What is asked> Reproduce every record below exactly as written, leaving out any pictures.

## Begin Provided material

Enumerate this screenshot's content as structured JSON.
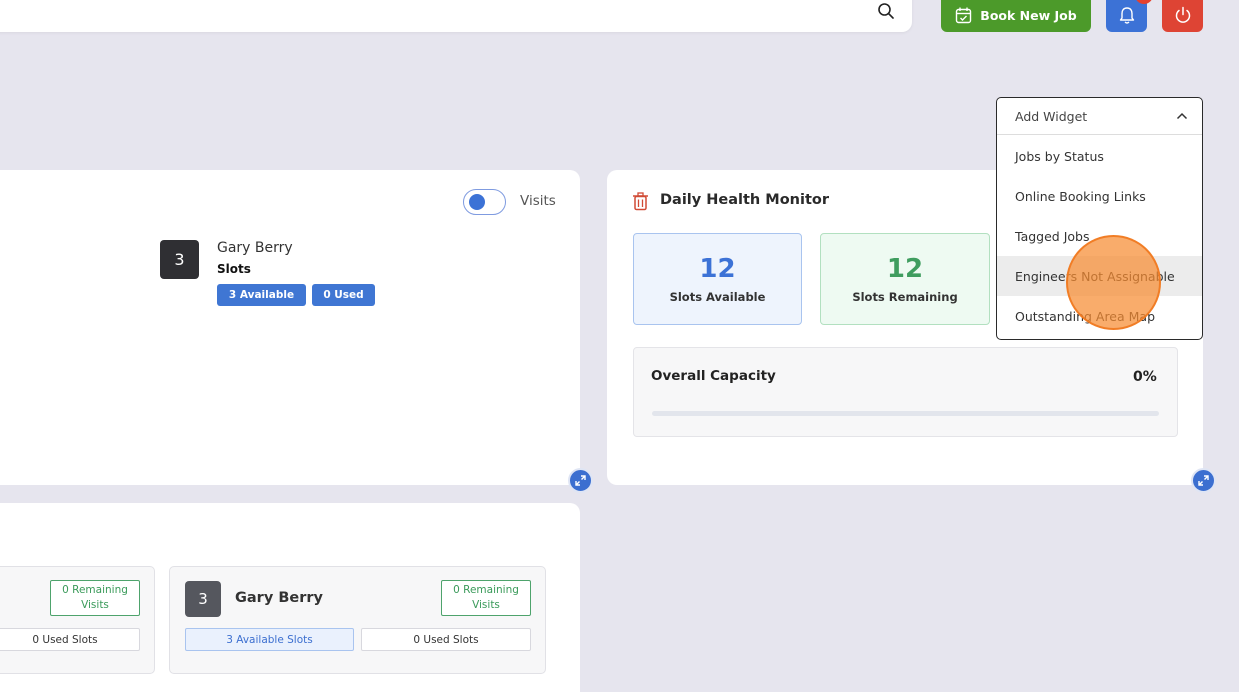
{
  "header": {
    "book_new_job_label": "Book New Job"
  },
  "slots_widget": {
    "toggle_label": "Visits",
    "engineer": {
      "number": "3",
      "name": "Gary Berry",
      "subtitle": "Slots",
      "available_pill": "3 Available",
      "used_pill": "0 Used"
    }
  },
  "daily_health_monitor": {
    "title": "Daily Health Monitor",
    "stats": [
      {
        "value": "12",
        "label": "Slots Available",
        "color": "#3c72d6"
      },
      {
        "value": "12",
        "label": "Slots Remaining",
        "color": "#3f9d5f"
      }
    ],
    "overall_capacity": {
      "label": "Overall Capacity",
      "percent_text": "0%",
      "value": 0
    }
  },
  "visits_widget": {
    "left_panel": {
      "remaining_badge": "0 Remaining\nVisits",
      "used_slots": "0 Used Slots"
    },
    "right_panel": {
      "number": "3",
      "name": "Gary Berry",
      "remaining_badge": "0 Remaining\nVisits",
      "available_slots": "3 Available Slots",
      "used_slots": "0 Used Slots"
    }
  },
  "add_widget_dropdown": {
    "header_label": "Add Widget",
    "items": [
      {
        "label": "Jobs by Status"
      },
      {
        "label": "Online Booking Links"
      },
      {
        "label": "Tagged Jobs"
      },
      {
        "label": "Engineers Not Assignable"
      },
      {
        "label": "Outstanding Area Map"
      }
    ]
  },
  "colors": {
    "background": "#e6e5ee",
    "primary_blue": "#3c72d6",
    "book_green": "#4c9a2a",
    "power_red": "#de4434",
    "cursor_orange": "#f68c32"
  }
}
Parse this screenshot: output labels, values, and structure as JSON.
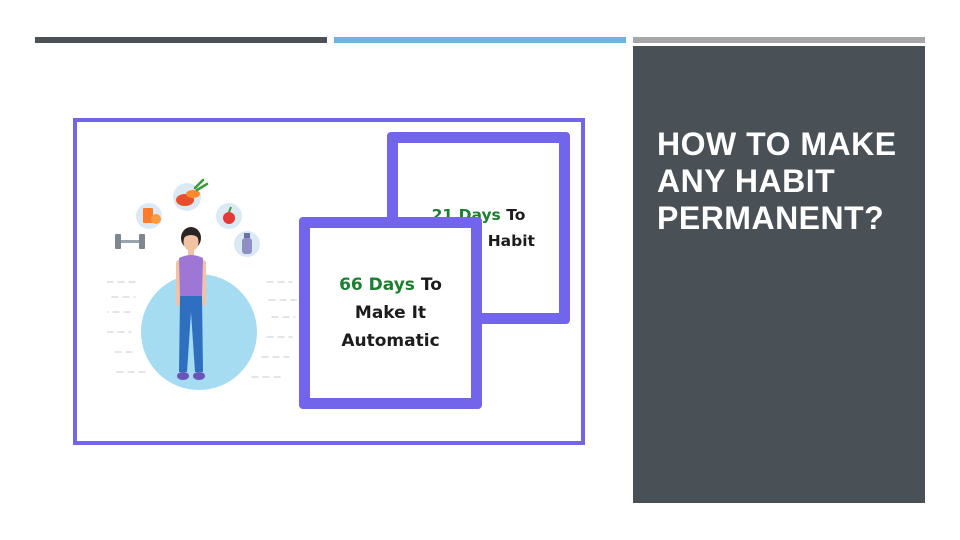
{
  "slide": {
    "title": "HOW TO MAKE ANY HABIT PERMANENT?",
    "accent_colors": {
      "dark": "#4a5157",
      "blue": "#6fb3e0",
      "gray": "#a6a6a6",
      "panel": "#495157",
      "frame": "#7265eb",
      "green": "#1a7f2e"
    }
  },
  "figure": {
    "card_top": {
      "number": "21 Days",
      "word": "To",
      "line2": "Form a Habit"
    },
    "card_bottom": {
      "number": "66 Days",
      "word": "To",
      "line2": "Make It",
      "line3": "Automatic"
    },
    "icons": [
      "orange-juice-icon",
      "vegetables-icon",
      "apple-icon",
      "dumbbell-icon",
      "water-bottle-icon",
      "woman-figure-icon"
    ]
  }
}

## End Provided material

The response>
Enumerate this screenshot's content as structured JSON.
{
  "header": {
    "book_new_job_label": "Book New Job"
  },
  "slots_widget": {
    "toggle_label": "Visits",
    "engineer": {
      "number": "3",
      "name": "Gary Berry",
      "subtitle": "Slots",
      "available_pill": "3 Available",
      "used_pill": "0 Used"
    }
  },
  "daily_health_monitor": {
    "title": "Daily Health Monitor",
    "stats": [
      {
        "value": "12",
        "label": "Slots Available",
        "color": "#3c72d6"
      },
      {
        "value": "12",
        "label": "Slots Remaining",
        "color": "#3f9d5f"
      }
    ],
    "overall_capacity": {
      "label": "Overall Capacity",
      "percent_text": "0%",
      "value": 0
    }
  },
  "visits_widget": {
    "left_panel": {
      "remaining_badge": "0 Remaining\nVisits",
      "used_slots": "0 Used Slots"
    },
    "right_panel": {
      "number": "3",
      "name": "Gary Berry",
      "remaining_badge": "0 Remaining\nVisits",
      "available_slots": "3 Available Slots",
      "used_slots": "0 Used Slots"
    }
  },
  "add_widget_dropdown": {
    "header_label": "Add Widget",
    "items": [
      {
        "label": "Jobs by Status"
      },
      {
        "label": "Online Booking Links"
      },
      {
        "label": "Tagged Jobs"
      },
      {
        "label": "Engineers Not Assignable"
      },
      {
        "label": "Outstanding Area Map"
      }
    ]
  },
  "colors": {
    "background": "#e6e5ee",
    "primary_blue": "#3c72d6",
    "book_green": "#4c9a2a",
    "power_red": "#de4434",
    "cursor_orange": "#f68c32"
  }
}
Parse this screenshot: output labels, values, and structure as JSON.
{
  "slide": {
    "title": "HOW TO MAKE ANY HABIT PERMANENT?",
    "accent_colors": {
      "dark": "#4a5157",
      "blue": "#6fb3e0",
      "gray": "#a6a6a6",
      "panel": "#495157",
      "frame": "#7265eb",
      "green": "#1a7f2e"
    }
  },
  "figure": {
    "card_top": {
      "number": "21 Days",
      "word": "To",
      "line2": "Form a Habit"
    },
    "card_bottom": {
      "number": "66 Days",
      "word": "To",
      "line2": "Make It",
      "line3": "Automatic"
    },
    "icons": [
      "orange-juice-icon",
      "vegetables-icon",
      "apple-icon",
      "dumbbell-icon",
      "water-bottle-icon",
      "woman-figure-icon"
    ]
  }
}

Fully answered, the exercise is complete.